** START RECORDS TO PROCESS **
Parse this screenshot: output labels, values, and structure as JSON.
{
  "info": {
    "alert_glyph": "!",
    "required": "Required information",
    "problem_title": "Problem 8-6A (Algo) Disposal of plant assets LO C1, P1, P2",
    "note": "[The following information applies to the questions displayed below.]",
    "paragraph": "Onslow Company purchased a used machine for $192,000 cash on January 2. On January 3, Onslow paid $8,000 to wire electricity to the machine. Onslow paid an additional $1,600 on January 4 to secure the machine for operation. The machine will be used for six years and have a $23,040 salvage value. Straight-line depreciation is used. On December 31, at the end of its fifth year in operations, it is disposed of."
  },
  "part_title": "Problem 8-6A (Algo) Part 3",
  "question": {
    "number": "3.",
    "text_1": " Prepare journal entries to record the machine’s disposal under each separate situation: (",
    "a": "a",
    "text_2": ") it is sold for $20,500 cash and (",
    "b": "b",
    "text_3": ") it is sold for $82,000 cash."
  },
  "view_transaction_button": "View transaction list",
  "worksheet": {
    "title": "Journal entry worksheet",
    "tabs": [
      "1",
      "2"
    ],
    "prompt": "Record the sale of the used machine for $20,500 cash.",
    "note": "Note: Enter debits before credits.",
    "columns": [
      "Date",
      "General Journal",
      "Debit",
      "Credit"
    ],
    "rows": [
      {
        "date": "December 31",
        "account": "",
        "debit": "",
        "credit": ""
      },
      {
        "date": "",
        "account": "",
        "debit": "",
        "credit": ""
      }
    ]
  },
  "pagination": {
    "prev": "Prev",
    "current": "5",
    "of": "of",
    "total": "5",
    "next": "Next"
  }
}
** END RECORDS TO PROCESS **
** START RECORDS TO PROCESS **
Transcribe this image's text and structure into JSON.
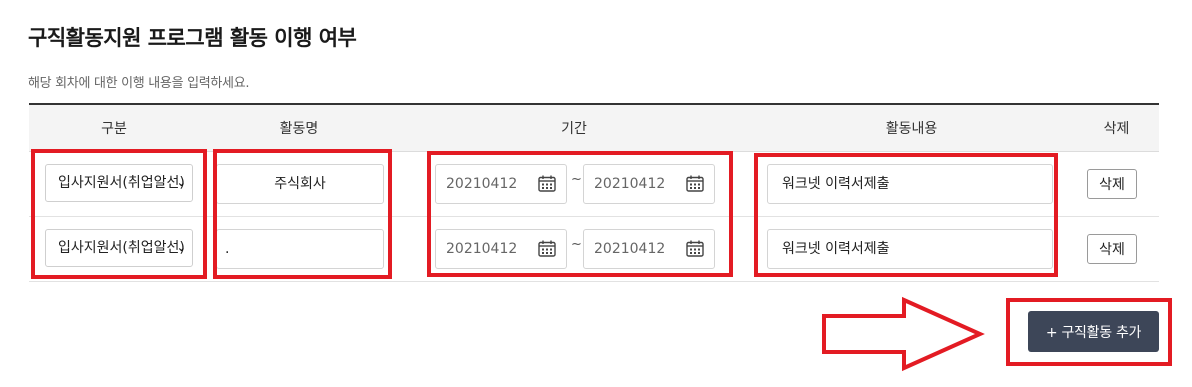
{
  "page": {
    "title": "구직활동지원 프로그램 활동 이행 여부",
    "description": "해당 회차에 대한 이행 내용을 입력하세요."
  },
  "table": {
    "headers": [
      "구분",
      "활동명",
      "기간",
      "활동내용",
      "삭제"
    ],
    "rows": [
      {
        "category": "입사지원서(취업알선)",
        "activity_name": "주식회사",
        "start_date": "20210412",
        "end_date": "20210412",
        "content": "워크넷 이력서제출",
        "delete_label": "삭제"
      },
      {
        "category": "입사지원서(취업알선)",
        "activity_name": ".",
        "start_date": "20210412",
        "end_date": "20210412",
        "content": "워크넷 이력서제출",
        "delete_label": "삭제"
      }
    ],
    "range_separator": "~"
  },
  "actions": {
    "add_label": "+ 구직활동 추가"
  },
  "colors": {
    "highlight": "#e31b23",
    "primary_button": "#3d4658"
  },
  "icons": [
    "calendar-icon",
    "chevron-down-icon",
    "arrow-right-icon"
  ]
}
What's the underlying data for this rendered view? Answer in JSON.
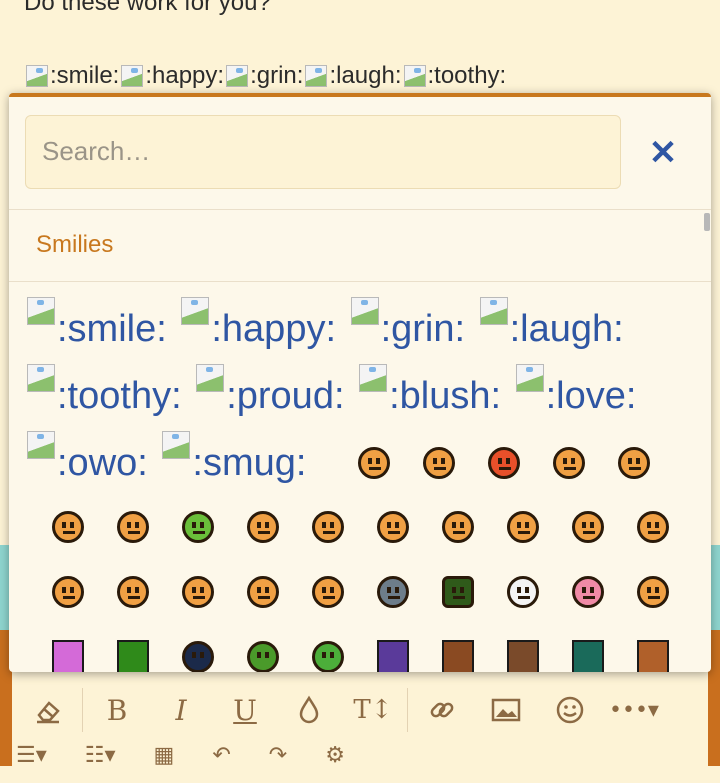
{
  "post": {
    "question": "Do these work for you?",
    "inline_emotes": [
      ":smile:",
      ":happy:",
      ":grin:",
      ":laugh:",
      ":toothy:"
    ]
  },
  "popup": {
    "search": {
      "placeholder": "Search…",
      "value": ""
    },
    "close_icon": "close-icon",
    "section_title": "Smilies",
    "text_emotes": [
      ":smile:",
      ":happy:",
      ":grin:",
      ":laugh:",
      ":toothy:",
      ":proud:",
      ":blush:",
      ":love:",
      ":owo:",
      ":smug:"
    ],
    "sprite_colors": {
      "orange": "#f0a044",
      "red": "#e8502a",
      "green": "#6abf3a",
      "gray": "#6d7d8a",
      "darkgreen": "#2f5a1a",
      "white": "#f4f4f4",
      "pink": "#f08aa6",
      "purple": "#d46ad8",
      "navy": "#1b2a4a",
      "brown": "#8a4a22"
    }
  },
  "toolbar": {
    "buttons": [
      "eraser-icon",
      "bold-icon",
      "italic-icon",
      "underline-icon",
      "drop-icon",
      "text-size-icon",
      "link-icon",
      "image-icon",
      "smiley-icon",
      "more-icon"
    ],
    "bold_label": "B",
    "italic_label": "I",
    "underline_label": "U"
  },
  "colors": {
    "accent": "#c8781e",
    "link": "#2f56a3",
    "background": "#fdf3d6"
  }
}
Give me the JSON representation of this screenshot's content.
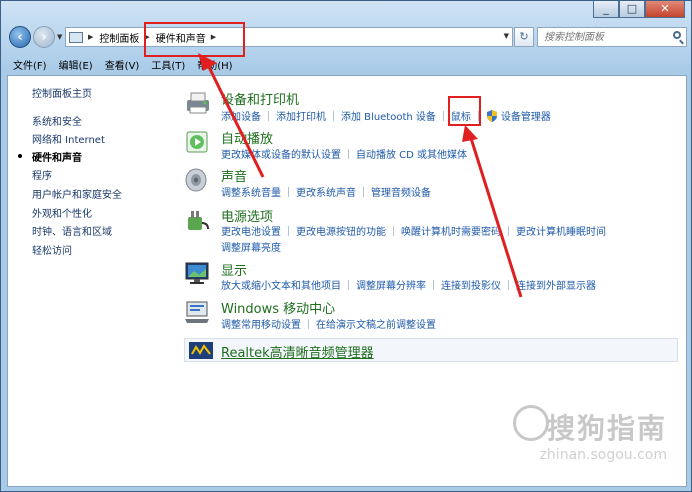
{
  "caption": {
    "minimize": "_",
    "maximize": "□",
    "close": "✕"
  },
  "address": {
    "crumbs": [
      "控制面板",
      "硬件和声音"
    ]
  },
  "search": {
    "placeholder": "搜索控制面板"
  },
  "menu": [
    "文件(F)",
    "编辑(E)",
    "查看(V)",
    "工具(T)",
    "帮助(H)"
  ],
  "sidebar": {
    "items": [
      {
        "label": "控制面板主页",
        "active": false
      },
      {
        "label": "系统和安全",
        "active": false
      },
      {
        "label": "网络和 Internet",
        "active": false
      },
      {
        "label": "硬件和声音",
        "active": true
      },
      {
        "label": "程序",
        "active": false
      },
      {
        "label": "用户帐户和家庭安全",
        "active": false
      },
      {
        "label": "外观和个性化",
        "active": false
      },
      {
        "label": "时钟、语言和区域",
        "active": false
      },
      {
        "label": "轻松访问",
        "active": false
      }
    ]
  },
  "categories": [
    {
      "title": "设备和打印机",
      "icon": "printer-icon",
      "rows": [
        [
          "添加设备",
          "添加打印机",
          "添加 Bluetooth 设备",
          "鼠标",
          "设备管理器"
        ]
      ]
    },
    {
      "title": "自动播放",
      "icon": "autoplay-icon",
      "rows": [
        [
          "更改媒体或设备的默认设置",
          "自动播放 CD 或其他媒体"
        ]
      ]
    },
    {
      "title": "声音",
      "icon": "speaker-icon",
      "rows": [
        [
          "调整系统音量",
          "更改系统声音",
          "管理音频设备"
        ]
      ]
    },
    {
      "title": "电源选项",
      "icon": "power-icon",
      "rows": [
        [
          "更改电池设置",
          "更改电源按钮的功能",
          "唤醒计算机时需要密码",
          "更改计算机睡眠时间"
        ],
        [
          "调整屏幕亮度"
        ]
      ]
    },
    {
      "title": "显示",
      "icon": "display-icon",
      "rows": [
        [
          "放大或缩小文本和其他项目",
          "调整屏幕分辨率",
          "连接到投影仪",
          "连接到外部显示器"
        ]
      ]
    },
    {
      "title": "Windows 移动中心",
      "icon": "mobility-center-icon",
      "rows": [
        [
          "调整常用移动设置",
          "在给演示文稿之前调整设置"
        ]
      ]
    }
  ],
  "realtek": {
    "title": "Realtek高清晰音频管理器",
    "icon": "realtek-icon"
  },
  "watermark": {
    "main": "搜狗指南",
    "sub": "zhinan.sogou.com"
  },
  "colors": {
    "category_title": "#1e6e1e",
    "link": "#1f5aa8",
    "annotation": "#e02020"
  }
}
** END RECORDS TO PROCESS **
▶ REQUIRED TASK:
Look over the listing above. Pick out and copy every line that includes "note".

▶ FINAL RESULT:
    "note": "[The following information applies to the questions displayed below.]",
    "note": "Note: Enter debits before credits.",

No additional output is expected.